◆ **Description of the task**: Please copy everything from the first of the lines below down to and including the line that contains "676, 120, 1083]", keeping each one word for word.
╔══
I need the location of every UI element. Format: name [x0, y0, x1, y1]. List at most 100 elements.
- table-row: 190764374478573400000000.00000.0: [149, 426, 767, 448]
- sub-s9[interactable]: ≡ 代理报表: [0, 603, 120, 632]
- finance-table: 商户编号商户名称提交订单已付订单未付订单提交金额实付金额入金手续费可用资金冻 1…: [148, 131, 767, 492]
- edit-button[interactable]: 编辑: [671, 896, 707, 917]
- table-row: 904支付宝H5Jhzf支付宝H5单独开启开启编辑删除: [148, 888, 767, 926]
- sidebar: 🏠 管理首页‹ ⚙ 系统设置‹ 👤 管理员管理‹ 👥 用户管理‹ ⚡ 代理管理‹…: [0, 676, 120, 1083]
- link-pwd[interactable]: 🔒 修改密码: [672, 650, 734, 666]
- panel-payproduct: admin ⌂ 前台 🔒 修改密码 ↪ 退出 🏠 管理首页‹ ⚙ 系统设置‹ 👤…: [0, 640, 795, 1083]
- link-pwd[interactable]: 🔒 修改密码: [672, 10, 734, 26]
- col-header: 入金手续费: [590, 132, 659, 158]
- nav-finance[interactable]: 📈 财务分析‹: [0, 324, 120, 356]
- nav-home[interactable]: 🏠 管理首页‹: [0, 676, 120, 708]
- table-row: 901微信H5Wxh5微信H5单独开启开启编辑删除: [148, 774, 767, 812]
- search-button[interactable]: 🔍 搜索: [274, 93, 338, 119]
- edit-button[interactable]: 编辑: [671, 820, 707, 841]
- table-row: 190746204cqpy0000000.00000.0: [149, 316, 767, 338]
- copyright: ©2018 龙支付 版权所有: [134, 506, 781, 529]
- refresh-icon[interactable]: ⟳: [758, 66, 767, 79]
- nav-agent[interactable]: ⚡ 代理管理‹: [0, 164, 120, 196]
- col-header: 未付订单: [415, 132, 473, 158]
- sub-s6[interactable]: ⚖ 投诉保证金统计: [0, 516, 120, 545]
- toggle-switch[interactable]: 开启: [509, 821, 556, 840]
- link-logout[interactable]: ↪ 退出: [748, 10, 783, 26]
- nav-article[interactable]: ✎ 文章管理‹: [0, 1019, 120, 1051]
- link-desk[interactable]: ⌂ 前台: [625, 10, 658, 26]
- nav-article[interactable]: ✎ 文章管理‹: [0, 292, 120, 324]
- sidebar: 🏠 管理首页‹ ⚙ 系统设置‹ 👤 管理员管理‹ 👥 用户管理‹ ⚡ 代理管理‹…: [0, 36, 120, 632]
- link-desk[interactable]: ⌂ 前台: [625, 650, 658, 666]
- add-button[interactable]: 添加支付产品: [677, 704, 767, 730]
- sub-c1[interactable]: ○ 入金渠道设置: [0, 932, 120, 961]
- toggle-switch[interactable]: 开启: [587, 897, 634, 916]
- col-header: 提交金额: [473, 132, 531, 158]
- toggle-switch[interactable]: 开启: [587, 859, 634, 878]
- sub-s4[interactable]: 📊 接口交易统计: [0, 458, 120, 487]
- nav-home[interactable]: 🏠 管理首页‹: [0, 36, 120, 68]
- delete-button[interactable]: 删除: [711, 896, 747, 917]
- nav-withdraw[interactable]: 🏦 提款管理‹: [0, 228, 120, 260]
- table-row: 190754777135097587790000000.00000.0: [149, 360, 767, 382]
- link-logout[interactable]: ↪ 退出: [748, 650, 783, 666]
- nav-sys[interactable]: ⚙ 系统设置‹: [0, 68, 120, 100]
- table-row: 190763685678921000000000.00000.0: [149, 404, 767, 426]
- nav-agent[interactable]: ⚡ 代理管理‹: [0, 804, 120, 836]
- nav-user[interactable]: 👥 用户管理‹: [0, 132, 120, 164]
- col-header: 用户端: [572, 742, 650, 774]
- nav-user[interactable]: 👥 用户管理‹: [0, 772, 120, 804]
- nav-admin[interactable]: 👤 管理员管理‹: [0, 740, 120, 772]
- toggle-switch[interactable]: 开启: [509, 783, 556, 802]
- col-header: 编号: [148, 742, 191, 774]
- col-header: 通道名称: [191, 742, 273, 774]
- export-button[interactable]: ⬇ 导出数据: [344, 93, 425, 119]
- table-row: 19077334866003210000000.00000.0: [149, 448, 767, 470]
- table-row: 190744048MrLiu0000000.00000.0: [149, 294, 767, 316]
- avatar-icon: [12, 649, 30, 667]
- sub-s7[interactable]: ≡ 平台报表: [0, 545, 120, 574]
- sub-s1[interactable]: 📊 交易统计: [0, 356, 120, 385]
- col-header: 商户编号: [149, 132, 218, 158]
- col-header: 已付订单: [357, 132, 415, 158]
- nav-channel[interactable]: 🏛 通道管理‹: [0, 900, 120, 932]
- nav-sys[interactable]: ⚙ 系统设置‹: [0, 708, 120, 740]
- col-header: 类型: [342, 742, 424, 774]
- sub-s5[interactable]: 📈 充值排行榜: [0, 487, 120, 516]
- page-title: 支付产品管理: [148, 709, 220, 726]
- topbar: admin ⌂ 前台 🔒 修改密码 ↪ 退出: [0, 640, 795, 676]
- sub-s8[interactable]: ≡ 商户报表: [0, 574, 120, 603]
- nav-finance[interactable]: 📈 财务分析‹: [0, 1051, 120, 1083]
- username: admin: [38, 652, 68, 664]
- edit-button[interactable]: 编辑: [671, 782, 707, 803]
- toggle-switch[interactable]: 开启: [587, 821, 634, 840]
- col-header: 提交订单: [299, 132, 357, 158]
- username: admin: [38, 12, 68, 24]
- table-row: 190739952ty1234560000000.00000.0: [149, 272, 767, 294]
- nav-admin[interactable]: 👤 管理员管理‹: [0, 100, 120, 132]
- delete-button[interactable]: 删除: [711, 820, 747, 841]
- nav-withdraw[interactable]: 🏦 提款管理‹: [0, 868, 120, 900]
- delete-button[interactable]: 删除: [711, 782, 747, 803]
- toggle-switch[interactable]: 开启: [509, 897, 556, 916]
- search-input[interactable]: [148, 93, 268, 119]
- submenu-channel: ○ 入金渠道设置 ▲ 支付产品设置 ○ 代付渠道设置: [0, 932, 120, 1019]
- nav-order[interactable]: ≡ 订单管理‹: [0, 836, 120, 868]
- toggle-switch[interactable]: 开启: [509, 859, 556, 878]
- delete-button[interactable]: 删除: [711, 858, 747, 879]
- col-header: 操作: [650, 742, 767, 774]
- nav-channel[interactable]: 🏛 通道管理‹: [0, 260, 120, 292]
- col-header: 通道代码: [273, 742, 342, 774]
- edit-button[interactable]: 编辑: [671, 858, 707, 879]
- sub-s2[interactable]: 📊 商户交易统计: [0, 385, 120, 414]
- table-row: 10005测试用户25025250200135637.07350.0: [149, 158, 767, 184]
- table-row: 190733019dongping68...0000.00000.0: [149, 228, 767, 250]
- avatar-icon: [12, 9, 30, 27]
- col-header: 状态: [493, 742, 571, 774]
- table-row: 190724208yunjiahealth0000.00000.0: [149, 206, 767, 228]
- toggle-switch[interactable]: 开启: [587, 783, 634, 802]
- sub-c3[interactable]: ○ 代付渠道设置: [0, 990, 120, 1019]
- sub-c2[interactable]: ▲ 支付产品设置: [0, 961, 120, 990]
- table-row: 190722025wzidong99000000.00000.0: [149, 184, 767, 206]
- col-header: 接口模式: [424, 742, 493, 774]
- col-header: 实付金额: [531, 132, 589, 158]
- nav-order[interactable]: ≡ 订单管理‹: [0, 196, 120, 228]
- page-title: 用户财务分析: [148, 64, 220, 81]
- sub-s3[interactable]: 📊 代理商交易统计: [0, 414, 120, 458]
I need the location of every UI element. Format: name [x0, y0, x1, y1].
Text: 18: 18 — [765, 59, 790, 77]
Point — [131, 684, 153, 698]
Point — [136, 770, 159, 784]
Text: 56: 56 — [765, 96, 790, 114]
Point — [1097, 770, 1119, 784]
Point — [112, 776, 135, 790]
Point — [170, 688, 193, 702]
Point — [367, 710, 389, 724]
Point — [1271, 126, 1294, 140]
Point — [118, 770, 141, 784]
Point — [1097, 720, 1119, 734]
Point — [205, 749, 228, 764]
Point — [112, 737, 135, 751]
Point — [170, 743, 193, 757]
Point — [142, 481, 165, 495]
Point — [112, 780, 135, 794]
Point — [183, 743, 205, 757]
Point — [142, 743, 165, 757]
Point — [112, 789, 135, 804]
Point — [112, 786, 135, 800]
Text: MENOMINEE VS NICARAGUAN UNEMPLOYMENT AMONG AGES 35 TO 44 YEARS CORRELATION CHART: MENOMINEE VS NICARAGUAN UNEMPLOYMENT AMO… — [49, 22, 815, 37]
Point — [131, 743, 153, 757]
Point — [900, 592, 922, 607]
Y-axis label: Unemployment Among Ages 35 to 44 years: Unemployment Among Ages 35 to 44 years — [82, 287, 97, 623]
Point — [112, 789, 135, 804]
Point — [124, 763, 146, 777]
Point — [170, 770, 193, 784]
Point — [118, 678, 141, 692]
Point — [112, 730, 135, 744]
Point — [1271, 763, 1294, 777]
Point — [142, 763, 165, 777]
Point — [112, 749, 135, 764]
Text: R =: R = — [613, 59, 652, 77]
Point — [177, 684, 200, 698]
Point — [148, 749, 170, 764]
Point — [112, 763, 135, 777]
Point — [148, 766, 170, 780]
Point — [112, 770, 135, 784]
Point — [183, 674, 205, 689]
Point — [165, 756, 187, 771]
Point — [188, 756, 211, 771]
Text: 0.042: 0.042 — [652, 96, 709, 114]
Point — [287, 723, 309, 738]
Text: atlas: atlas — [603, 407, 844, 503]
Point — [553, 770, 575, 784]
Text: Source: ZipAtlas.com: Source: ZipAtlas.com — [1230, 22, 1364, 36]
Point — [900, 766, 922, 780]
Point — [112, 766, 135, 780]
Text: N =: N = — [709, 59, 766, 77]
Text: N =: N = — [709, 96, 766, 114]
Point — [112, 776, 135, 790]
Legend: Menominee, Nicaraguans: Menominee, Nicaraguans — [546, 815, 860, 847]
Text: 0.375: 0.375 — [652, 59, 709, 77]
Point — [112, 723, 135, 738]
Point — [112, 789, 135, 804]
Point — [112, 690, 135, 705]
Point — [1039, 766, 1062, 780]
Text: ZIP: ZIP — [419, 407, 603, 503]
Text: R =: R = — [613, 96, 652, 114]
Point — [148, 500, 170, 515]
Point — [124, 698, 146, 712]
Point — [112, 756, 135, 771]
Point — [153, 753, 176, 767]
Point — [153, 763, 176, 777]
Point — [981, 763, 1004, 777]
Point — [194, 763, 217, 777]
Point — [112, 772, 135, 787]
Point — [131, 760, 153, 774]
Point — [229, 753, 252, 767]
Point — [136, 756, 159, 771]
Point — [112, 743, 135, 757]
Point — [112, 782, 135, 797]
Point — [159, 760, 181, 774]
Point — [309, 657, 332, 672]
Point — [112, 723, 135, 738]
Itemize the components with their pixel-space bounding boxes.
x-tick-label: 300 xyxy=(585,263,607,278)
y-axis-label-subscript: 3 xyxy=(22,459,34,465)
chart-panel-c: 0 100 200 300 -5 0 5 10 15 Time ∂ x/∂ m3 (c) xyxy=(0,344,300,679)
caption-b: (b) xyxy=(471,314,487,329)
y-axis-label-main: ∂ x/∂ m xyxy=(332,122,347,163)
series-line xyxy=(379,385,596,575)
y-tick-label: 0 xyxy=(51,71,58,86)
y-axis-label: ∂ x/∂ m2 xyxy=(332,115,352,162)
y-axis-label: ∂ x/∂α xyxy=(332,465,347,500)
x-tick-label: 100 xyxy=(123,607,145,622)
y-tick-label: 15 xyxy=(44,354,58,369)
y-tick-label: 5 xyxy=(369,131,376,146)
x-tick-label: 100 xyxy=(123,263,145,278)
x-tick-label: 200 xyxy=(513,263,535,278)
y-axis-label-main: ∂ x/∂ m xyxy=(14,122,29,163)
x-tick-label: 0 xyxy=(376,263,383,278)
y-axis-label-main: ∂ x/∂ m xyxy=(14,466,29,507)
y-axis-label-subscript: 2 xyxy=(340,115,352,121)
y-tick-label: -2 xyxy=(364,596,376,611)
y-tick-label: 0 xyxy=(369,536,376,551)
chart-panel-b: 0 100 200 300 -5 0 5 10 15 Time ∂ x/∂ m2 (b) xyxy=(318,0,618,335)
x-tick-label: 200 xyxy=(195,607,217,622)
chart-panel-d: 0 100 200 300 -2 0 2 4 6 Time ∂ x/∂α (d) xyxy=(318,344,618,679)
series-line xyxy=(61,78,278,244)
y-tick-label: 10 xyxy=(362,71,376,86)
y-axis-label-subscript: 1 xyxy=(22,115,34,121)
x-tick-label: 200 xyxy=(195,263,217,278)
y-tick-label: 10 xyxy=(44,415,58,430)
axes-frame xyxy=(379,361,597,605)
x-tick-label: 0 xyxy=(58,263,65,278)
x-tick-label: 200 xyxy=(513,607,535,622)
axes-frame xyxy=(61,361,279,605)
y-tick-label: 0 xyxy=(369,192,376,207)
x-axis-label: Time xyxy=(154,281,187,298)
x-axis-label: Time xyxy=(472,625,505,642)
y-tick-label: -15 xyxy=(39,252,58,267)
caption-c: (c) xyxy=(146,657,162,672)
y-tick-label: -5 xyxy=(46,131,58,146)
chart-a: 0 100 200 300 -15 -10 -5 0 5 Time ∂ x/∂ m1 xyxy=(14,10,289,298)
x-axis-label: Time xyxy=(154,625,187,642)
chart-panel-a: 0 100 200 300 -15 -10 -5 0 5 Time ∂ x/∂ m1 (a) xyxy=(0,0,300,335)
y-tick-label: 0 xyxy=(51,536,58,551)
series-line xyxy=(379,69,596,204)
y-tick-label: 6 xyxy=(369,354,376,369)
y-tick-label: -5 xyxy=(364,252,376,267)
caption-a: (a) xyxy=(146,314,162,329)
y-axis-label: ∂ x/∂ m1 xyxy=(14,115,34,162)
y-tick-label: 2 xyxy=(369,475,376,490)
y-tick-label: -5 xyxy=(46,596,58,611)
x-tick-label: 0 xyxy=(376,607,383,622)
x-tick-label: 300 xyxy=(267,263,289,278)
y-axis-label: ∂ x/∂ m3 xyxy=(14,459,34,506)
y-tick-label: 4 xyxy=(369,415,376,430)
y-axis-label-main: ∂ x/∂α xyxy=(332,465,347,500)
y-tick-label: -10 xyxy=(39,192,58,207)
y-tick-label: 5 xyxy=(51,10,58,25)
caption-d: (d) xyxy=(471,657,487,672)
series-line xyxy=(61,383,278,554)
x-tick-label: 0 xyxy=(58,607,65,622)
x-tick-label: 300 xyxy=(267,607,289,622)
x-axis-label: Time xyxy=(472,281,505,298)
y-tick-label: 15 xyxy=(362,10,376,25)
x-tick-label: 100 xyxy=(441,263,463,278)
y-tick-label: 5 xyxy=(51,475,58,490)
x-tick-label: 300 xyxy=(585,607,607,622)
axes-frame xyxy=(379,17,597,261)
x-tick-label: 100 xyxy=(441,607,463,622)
╚══
◆ **Correct response**:
I need the location of every UI element. Format: name [x0, y0, x1, y1]. List at most 100 elements.
- table-row: 190764374478573400000000.00000.0: [149, 426, 767, 448]
- sub-s9[interactable]: ≡ 代理报表: [0, 603, 120, 632]
- finance-table: 商户编号商户名称提交订单已付订单未付订单提交金额实付金额入金手续费可用资金冻 1…: [148, 131, 767, 492]
- edit-button[interactable]: 编辑: [671, 896, 707, 917]
- table-row: 904支付宝H5Jhzf支付宝H5单独开启开启编辑删除: [148, 888, 767, 926]
- sidebar: 🏠 管理首页‹ ⚙ 系统设置‹ 👤 管理员管理‹ 👥 用户管理‹ ⚡ 代理管理‹…: [0, 676, 120, 1083]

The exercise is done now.